* [STATED EXERCISE]:
Look below and pull out each line with the word "this".

─── STORED DATA

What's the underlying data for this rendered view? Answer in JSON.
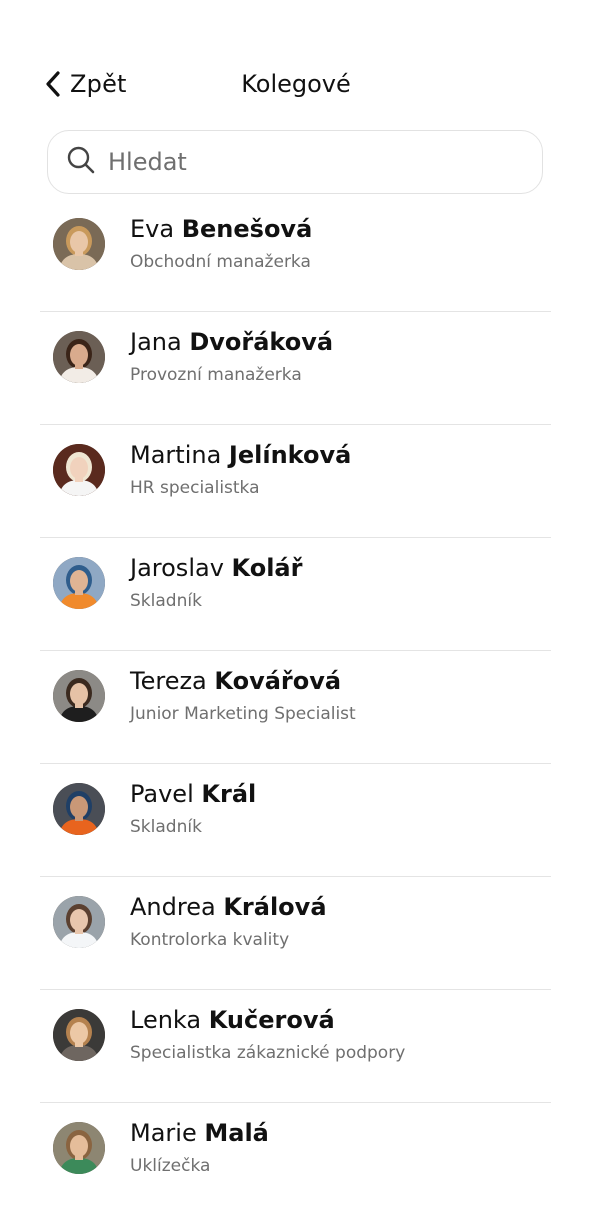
{
  "header": {
    "back_label": "Zpět",
    "title": "Kolegové"
  },
  "search": {
    "placeholder": "Hledat",
    "value": ""
  },
  "colleagues": [
    {
      "first": "Eva",
      "last": "Benešová",
      "role": "Obchodní manažerka",
      "avatar": {
        "bg": "#7a6a56",
        "hair": "#c99a5c",
        "skin": "#e9c7a8",
        "shirt": "#d9c3a8"
      }
    },
    {
      "first": "Jana",
      "last": "Dvořáková",
      "role": "Provozní manažerka",
      "avatar": {
        "bg": "#6b5f55",
        "hair": "#3a2418",
        "skin": "#d9ab8d",
        "shirt": "#f2ece6"
      }
    },
    {
      "first": "Martina",
      "last": "Jelínková",
      "role": "HR specialistka",
      "avatar": {
        "bg": "#5a2a1e",
        "hair": "#f0e6d2",
        "skin": "#f1d2bd",
        "shirt": "#f5f5f5"
      }
    },
    {
      "first": "Jaroslav",
      "last": "Kolář",
      "role": "Skladník",
      "avatar": {
        "bg": "#8fa8c4",
        "hair": "#2f5d8c",
        "skin": "#e0b494",
        "shirt": "#f08a2c"
      }
    },
    {
      "first": "Tereza",
      "last": "Kovářová",
      "role": "Junior Marketing Specialist",
      "avatar": {
        "bg": "#8c8a86",
        "hair": "#3b2a1f",
        "skin": "#e6c2a6",
        "shirt": "#1e1e1e"
      }
    },
    {
      "first": "Pavel",
      "last": "Král",
      "role": "Skladník",
      "avatar": {
        "bg": "#4a4e56",
        "hair": "#1f3f66",
        "skin": "#c99877",
        "shirt": "#e8641e"
      }
    },
    {
      "first": "Andrea",
      "last": "Králová",
      "role": "Kontrolorka kvality",
      "avatar": {
        "bg": "#9aa3aa",
        "hair": "#5b4030",
        "skin": "#e8c6ad",
        "shirt": "#f4f6f8"
      }
    },
    {
      "first": "Lenka",
      "last": "Kučerová",
      "role": "Specialistka zákaznické podpory",
      "avatar": {
        "bg": "#3b3a38",
        "hair": "#b5824f",
        "skin": "#ecc8a6",
        "shirt": "#6e6660"
      }
    },
    {
      "first": "Marie",
      "last": "Malá",
      "role": "Uklízečka",
      "avatar": {
        "bg": "#8d8672",
        "hair": "#8a6440",
        "skin": "#e5bd9a",
        "shirt": "#3c8a5a"
      }
    }
  ]
}
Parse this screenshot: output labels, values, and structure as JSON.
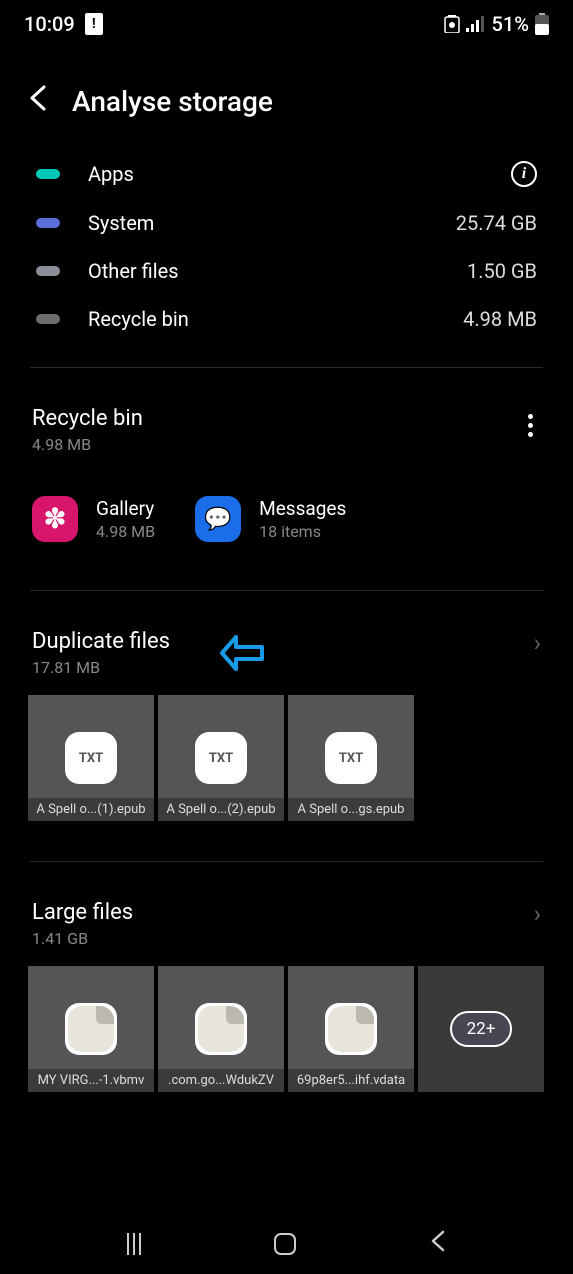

──────

* [COMPLETED EXERCISE]:
What's the underlying data for this rendered view? Answer in JSON.
Parse this screenshot: output labels, values, and structure as JSON.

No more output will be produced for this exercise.